PASSAGE GIVEN ->

┌──

Features

Pro- and Anti-Car Advocates Eye City Center

Tuesday April 27, 2004

AIN’T BUYING IT 

Editors, Daily Planet: 

Here’s a modest but radical proposal: Isn’t it time Berkeley stopped promoting knee-jerk anti-automobile policies that threaten to run businesses, cultural institutions, and their patrons out of town? 

Berkeley residents aren’t buying Rob Wrenn’s notion that reducing parking somehow reduces traffic congestion (“Taking Away Parking Did Not Increase Europe’s Traffic Congestion” Daily Planet, April 9-12). At least, not judging by the contrary letters the Daily Planet has run both before and since his April 9 commentary. I think Berkeley will ultimately reject his broader “pedestrianization” notions too, and Wendy Alfsen’s specific proposal (in an April 16 commentary) to close Center Street. 

Mr. Wrenn took up a whole page trying, but failing, to rebut Jon Alff’s earlier letter about how limited parking and good transit have failed to reduce traffic congestion in European cities like Bilbao, Spain. Mr. Wrenn failed because he presented no evidence that excluding or inconveniencing motorists improves anyone else’s quality of life.

└──

BRIEF A -> Copy the records exactly, from their beginning through the line containing "y-tick-label: 60 xyxy=(2365,534,2406,574)".

THE INPUT ->
┌──

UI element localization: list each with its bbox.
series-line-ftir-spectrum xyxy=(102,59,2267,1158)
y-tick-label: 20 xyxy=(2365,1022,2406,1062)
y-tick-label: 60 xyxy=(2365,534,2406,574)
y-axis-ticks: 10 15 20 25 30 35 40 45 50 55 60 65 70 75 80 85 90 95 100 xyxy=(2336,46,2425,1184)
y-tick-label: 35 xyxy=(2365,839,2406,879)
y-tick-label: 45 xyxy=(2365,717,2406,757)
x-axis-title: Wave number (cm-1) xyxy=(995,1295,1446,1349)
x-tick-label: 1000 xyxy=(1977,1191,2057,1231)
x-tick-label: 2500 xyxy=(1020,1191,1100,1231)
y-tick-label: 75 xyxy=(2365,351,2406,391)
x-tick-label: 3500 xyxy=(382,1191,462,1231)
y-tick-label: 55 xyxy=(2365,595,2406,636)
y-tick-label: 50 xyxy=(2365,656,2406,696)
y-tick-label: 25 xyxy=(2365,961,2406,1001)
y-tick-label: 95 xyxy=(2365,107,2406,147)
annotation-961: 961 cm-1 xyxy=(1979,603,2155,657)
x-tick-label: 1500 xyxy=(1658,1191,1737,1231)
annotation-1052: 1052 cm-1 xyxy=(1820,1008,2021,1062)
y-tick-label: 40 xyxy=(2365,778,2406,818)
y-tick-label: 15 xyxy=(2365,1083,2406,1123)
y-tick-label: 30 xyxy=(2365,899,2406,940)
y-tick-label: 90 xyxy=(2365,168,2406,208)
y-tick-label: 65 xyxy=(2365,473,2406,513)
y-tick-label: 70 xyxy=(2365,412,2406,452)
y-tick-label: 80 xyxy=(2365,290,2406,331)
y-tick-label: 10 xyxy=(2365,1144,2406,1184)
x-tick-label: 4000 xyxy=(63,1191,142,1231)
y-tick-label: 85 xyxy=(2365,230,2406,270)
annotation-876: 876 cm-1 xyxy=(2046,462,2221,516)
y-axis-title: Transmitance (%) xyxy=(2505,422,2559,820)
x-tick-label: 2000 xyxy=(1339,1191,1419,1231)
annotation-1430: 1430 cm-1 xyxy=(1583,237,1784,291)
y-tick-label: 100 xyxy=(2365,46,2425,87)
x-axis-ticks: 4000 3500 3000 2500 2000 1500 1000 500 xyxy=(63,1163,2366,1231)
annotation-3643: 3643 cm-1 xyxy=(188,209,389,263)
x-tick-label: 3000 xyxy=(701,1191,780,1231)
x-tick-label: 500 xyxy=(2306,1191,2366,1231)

└──

BRIEF B -> From the letter about parking and traffic, repeat verbatim the part that opens with the words "Here’s a modest" and closes with "close Center Street.".

ANSWER A ->
UI element localization: list each with its bbox.
series-line-ftir-spectrum xyxy=(102,59,2267,1158)
y-tick-label: 20 xyxy=(2365,1022,2406,1062)
y-tick-label: 60 xyxy=(2365,534,2406,574)

ANSWER B ->
Here’s a modest but radical proposal: Isn’t it time Berkeley stopped promoting knee-jerk anti-automobile policies that threaten to run businesses, cultural institutions, and their patrons out of town? 

Berkeley residents aren’t buying Rob Wrenn’s notion that reducing parking somehow reduces traffic congestion (“Taking Away Parking Did Not Increase Europe’s Traffic Congestion” Daily Planet, April 9-12). At least, not judging by the contrary letters the Daily Planet has run both before and since his April 9 commentary. I think Berkeley will ultimately reject his broader “pedestrianization” notions too, and Wendy Alfsen’s specific proposal (in an April 16 commentary) to close Center Street.